[start]

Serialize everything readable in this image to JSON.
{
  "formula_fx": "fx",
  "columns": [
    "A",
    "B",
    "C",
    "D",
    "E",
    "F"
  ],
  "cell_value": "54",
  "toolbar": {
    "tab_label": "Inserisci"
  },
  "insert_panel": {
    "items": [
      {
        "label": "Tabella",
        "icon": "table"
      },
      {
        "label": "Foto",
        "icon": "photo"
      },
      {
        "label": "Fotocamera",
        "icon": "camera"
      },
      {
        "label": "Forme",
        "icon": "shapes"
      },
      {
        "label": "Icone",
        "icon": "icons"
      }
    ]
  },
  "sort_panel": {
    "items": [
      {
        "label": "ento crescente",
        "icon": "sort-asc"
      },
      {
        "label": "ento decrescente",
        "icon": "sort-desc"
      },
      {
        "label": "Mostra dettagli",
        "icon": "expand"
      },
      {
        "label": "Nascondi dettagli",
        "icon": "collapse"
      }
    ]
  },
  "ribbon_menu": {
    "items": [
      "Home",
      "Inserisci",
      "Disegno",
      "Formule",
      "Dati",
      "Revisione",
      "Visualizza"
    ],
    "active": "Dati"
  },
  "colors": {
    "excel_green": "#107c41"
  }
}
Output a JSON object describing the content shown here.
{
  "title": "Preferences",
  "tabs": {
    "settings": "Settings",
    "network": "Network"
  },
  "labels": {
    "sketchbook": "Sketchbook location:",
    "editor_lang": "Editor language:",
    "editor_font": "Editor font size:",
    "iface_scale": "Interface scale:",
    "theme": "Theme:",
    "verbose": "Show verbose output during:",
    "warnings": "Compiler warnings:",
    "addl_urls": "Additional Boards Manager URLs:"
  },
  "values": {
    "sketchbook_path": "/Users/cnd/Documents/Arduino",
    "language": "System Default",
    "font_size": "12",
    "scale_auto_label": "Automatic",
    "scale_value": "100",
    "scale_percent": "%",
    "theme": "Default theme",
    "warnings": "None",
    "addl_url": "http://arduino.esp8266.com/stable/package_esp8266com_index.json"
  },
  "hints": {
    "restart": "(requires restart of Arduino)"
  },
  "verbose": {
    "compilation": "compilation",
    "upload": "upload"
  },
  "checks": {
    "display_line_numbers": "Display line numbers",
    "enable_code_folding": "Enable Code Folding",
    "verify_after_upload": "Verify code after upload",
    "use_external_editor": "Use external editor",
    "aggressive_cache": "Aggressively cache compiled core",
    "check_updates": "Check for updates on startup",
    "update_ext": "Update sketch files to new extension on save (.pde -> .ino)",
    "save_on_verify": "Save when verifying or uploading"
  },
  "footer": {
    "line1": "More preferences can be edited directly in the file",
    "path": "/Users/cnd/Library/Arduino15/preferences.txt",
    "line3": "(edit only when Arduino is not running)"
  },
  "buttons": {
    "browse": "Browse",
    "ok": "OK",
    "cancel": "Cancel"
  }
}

[end]

DIRECTION:
Your answer should be only a number: how many lines of the data above contain the string "Default"?

TASK ANSWER:
2